Retype every entry exactly, character for character.

### Data listing ###

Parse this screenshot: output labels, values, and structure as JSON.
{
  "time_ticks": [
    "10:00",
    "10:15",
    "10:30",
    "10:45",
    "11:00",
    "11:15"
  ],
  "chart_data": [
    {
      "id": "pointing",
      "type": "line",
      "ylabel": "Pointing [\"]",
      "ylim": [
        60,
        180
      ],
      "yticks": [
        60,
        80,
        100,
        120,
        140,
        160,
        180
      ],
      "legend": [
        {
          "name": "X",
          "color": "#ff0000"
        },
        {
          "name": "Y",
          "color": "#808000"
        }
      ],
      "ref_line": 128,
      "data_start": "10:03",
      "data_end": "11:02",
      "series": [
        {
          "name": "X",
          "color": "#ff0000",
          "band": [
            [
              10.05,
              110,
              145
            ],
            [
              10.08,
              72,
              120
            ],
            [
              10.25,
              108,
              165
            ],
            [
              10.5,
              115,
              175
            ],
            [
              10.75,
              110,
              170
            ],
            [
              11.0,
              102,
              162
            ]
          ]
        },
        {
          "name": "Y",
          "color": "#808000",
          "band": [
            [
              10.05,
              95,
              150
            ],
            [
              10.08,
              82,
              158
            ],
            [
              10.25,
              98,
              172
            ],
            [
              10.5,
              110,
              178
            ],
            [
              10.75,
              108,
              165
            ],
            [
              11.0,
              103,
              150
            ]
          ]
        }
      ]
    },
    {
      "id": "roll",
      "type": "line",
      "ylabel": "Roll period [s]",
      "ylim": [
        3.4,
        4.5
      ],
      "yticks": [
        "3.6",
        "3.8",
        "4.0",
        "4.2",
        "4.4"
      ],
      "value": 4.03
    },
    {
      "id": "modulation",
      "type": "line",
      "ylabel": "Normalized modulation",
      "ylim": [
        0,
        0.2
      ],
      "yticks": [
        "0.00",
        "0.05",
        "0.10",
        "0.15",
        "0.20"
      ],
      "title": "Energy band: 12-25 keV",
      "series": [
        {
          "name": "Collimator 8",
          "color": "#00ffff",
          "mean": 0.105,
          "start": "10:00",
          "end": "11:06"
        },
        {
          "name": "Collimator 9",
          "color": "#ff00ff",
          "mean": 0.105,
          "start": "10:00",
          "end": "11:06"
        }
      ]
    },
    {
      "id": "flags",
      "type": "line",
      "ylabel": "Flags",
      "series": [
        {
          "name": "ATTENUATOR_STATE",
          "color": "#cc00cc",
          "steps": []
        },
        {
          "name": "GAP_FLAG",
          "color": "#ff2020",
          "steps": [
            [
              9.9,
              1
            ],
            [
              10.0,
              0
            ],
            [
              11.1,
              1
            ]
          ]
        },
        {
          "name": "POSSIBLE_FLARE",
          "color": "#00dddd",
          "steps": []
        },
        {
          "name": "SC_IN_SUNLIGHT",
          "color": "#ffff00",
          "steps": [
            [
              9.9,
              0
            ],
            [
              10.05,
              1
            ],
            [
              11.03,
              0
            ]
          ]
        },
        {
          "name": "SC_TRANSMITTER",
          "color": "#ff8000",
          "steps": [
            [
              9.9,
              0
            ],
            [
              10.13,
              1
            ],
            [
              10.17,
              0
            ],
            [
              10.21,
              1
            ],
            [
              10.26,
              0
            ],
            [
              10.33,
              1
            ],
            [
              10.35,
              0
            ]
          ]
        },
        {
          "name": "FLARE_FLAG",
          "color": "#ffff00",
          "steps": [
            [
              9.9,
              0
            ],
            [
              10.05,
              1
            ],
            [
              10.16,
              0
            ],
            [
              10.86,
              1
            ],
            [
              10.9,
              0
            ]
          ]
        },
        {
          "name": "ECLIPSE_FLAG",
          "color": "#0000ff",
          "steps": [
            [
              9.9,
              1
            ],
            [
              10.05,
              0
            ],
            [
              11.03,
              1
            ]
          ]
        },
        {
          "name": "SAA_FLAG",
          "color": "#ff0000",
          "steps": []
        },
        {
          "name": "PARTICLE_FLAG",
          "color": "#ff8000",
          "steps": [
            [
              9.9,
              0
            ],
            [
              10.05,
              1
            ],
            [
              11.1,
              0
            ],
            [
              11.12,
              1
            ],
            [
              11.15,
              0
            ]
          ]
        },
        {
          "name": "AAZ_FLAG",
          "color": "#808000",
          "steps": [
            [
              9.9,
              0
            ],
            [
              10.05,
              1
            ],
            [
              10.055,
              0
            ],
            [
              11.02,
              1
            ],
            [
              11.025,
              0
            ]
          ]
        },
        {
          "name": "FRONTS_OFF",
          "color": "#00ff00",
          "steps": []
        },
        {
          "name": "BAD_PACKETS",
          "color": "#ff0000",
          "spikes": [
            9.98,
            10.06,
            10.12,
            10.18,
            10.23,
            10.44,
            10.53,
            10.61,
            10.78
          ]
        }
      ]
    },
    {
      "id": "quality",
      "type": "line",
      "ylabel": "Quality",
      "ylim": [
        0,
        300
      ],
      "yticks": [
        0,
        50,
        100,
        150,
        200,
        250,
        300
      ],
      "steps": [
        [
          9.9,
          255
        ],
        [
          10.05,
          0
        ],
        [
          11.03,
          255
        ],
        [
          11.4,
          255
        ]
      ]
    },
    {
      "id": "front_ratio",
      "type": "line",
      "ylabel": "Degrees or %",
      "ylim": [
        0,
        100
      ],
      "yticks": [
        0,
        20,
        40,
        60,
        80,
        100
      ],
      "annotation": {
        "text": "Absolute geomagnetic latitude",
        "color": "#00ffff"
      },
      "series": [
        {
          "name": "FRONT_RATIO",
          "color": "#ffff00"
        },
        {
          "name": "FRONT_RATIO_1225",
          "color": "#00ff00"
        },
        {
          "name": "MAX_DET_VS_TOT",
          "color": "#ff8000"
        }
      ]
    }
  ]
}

###

Response to the task
Parse this screenshot: output labels, values, and structure as JSON.
{
  "time_ticks": [
    "10:00",
    "10:15",
    "10:30",
    "10:45",
    "11:00",
    "11:15"
  ],
  "chart_data": [
    {
      "id": "pointing",
      "type": "line",
      "ylabel": "Pointing [\"]",
      "ylim": [
        60,
        180
      ],
      "yticks": [
        60,
        80,
        100,
        120,
        140,
        160,
        180
      ],
      "legend": [
        {
          "name": "X",
          "color": "#ff0000"
        },
        {
          "name": "Y",
          "color": "#808000"
        }
      ],
      "ref_line": 128,
      "data_start": "10:03",
      "data_end": "11:02",
      "series": [
        {
          "name": "X",
          "color": "#ff0000",
          "band": [
            [
              10.05,
              110,
              145
            ],
            [
              10.08,
              72,
              120
            ],
            [
              10.25,
              108,
              165
            ],
            [
              10.5,
              115,
              175
            ],
            [
              10.75,
              110,
              170
            ],
            [
              11.0,
              102,
              162
            ]
          ]
        },
        {
          "name": "Y",
          "color": "#808000",
          "band": [
            [
              10.05,
              95,
              150
            ],
            [
              10.08,
              82,
              158
            ],
            [
              10.25,
              98,
              172
            ],
            [
              10.5,
              110,
              178
            ],
            [
              10.75,
              108,
              165
            ],
            [
              11.0,
              103,
              150
            ]
          ]
        }
      ]
    },
    {
      "id": "roll",
      "type": "line",
      "ylabel": "Roll period [s]",
      "ylim": [
        3.4,
        4.5
      ],
      "yticks": [
        "3.6",
        "3.8",
        "4.0",
        "4.2",
        "4.4"
      ],
      "value": 4.03
    },
    {
      "id": "modulation",
      "type": "line",
      "ylabel": "Normalized modulation",
      "ylim": [
        0,
        0.2
      ],
      "yticks": [
        "0.00",
        "0.05",
        "0.10",
        "0.15",
        "0.20"
      ],
      "title": "Energy band: 12-25 keV",
      "series": [
        {
          "name": "Collimator 8",
          "color": "#00ffff",
          "mean": 0.105,
          "start": "10:00",
          "end": "11:06"
        },
        {
          "name": "Collimator 9",
          "color": "#ff00ff",
          "mean": 0.105,
          "start": "10:00",
          "end": "11:06"
        }
      ]
    },
    {
      "id": "flags",
      "type": "line",
      "ylabel": "Flags",
      "series": [
        {
          "name": "ATTENUATOR_STATE",
          "color": "#cc00cc",
          "steps": []
        },
        {
          "name": "GAP_FLAG",
          "color": "#ff2020",
          "steps": [
            [
              9.9,
              1
            ],
            [
              10.0,
              0
            ],
            [
              11.1,
              1
            ]
          ]
        },
        {
          "name": "POSSIBLE_FLARE",
          "color": "#00dddd",
          "steps": []
        },
        {
          "name": "SC_IN_SUNLIGHT",
          "color": "#ffff00",
          "steps": [
            [
              9.9,
              0
            ],
            [
              10.05,
              1
            ],
            [
              11.03,
              0
            ]
          ]
        },
        {
          "name": "SC_TRANSMITTER",
          "color": "#ff8000",
          "steps": [
            [
              9.9,
              0
            ],
            [
              10.13,
              1
            ],
            [
              10.17,
              0
            ],
            [
              10.21,
              1
            ],
            [
              10.26,
              0
            ],
            [
              10.33,
              1
            ],
            [
              10.35,
              0
            ]
          ]
        },
        {
          "name": "FLARE_FLAG",
          "color": "#ffff00",
          "steps": [
            [
              9.9,
              0
            ],
            [
              10.05,
              1
            ],
            [
              10.16,
              0
            ],
            [
              10.86,
              1
            ],
            [
              10.9,
              0
            ]
          ]
        },
        {
          "name": "ECLIPSE_FLAG",
          "color": "#0000ff",
          "steps": [
            [
              9.9,
              1
            ],
            [
              10.05,
              0
            ],
            [
              11.03,
              1
            ]
          ]
        },
        {
          "name": "SAA_FLAG",
          "color": "#ff0000",
          "steps": []
        },
        {
          "name": "PARTICLE_FLAG",
          "color": "#ff8000",
          "steps": [
            [
              9.9,
              0
            ],
            [
              10.05,
              1
            ],
            [
              11.1,
              0
            ],
            [
              11.12,
              1
            ],
            [
              11.15,
              0
            ]
          ]
        },
        {
          "name": "AAZ_FLAG",
          "color": "#808000",
          "steps": [
            [
              9.9,
              0
            ],
            [
              10.05,
              1
            ],
            [
              10.055,
              0
            ],
            [
              11.02,
              1
            ],
            [
              11.025,
              0
            ]
          ]
        },
        {
          "name": "FRONTS_OFF",
          "color": "#00ff00",
          "steps": []
        },
        {
          "name": "BAD_PACKETS",
          "color": "#ff0000",
          "spikes": [
            9.98,
            10.06,
            10.12,
            10.18,
            10.23,
            10.44,
            10.53,
            10.61,
            10.78
          ]
        }
      ]
    },
    {
      "id": "quality",
      "type": "line",
      "ylabel": "Quality",
      "ylim": [
        0,
        300
      ],
      "yticks": [
        0,
        50,
        100,
        150,
        200,
        250,
        300
      ],
      "steps": [
        [
          9.9,
          255
        ],
        [
          10.05,
          0
        ],
        [
          11.03,
          255
        ],
        [
          11.4,
          255
        ]
      ]
    },
    {
      "id": "front_ratio",
      "type": "line",
      "ylabel": "Degrees or %",
      "ylim": [
        0,
        100
      ],
      "yticks": [
        0,
        20,
        40,
        60,
        80,
        100
      ],
      "annotation": {
        "text": "Absolute geomagnetic latitude",
        "color": "#00ffff"
      },
      "series": [
        {
          "name": "FRONT_RATIO",
          "color": "#ffff00"
        },
        {
          "name": "FRONT_RATIO_1225",
          "color": "#00ff00"
        },
        {
          "name": "MAX_DET_VS_TOT",
          "color": "#ff8000"
        }
      ]
    }
  ]
}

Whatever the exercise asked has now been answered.